RECORDS FOR THIS TASK:
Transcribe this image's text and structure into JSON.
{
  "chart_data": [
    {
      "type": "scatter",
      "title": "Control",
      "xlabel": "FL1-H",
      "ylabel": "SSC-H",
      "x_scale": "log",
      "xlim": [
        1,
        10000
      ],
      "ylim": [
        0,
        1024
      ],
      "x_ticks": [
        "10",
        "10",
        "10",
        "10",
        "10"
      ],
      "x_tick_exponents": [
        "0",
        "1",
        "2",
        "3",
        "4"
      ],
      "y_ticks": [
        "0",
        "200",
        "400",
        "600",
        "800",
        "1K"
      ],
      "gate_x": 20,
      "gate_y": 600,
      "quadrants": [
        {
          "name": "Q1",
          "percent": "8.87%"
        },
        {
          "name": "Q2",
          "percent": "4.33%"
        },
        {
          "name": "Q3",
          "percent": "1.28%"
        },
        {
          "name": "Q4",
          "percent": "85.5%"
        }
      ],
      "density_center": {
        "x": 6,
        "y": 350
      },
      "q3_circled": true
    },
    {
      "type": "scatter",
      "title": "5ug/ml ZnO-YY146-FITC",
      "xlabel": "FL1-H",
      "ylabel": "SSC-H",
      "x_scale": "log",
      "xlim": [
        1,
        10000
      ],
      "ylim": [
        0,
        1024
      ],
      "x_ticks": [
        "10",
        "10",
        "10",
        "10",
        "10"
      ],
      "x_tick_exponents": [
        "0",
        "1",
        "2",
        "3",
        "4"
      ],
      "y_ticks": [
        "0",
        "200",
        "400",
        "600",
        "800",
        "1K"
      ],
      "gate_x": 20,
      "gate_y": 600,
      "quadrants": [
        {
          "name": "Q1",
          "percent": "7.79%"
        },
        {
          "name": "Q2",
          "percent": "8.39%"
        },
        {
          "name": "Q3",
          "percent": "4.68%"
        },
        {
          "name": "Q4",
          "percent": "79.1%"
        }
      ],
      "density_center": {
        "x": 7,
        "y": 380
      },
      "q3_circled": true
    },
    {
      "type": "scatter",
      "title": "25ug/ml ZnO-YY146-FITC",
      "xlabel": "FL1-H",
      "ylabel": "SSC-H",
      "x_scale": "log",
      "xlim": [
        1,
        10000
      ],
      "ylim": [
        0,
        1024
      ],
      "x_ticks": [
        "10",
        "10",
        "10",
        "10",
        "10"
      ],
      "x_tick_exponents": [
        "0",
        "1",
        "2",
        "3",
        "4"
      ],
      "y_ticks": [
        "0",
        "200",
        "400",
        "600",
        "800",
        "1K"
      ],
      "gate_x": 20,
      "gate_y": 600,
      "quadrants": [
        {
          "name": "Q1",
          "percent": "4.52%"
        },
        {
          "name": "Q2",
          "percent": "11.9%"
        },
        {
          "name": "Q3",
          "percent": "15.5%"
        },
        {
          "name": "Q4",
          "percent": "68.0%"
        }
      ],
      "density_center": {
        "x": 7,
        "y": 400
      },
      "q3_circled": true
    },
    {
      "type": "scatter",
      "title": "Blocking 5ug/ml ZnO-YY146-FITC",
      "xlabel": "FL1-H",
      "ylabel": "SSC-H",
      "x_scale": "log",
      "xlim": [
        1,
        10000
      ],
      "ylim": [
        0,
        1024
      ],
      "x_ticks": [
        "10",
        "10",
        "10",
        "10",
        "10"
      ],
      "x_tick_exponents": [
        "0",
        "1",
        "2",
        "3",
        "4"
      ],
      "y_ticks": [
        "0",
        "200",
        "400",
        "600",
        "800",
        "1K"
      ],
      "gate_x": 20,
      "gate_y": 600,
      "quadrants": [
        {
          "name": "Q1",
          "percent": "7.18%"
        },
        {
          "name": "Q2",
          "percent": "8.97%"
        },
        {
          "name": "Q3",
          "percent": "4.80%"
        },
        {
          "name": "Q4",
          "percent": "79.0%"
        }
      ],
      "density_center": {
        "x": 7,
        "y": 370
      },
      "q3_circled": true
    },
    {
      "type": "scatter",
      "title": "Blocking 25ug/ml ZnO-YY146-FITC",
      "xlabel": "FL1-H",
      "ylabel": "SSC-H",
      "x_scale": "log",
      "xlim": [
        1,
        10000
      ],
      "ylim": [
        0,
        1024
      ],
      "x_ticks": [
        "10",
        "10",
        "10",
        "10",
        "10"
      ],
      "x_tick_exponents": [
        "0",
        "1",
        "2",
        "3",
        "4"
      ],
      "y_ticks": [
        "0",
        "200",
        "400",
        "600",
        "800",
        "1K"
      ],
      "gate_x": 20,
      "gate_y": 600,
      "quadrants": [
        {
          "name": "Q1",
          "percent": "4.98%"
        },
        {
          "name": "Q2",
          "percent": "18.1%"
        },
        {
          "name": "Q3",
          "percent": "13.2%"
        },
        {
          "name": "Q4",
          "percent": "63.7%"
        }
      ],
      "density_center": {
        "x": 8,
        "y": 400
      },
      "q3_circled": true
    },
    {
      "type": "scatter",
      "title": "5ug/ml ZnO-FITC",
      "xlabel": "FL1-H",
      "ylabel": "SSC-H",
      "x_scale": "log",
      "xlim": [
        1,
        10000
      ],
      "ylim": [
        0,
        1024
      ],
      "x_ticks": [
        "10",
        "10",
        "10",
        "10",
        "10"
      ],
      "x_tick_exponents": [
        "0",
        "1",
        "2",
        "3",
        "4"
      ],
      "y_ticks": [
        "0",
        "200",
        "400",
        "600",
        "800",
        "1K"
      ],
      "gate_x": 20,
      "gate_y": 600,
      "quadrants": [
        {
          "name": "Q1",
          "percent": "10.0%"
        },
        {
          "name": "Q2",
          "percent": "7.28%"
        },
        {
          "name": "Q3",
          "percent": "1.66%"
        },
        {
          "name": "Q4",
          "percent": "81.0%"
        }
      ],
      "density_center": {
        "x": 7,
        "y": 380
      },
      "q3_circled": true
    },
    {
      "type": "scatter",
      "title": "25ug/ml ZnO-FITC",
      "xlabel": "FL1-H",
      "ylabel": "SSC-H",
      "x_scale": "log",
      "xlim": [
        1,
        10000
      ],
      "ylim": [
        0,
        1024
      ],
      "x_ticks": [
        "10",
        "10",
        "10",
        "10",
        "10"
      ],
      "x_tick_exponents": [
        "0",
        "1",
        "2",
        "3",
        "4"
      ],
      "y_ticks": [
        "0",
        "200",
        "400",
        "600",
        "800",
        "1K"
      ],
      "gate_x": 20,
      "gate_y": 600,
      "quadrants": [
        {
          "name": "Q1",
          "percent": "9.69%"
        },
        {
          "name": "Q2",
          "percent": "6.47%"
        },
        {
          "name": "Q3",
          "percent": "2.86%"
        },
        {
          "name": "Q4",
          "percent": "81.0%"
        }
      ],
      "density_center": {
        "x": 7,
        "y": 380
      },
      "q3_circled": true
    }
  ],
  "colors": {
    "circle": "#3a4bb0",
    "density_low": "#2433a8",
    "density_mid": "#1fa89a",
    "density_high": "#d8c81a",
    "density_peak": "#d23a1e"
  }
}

PROBLEM TO SOLVE:
Copy every line that includes the string "FITC" from the material above.

RESULT FOR THIS EXERCISE:
      "title": "5ug/ml ZnO-YY146-FITC",
      "title": "25ug/ml ZnO-YY146-FITC",
      "title": "Blocking 5ug/ml ZnO-YY146-FITC",
      "title": "Blocking 25ug/ml ZnO-YY146-FITC",
      "title": "5ug/ml ZnO-FITC",
      "title": "25ug/ml ZnO-FITC",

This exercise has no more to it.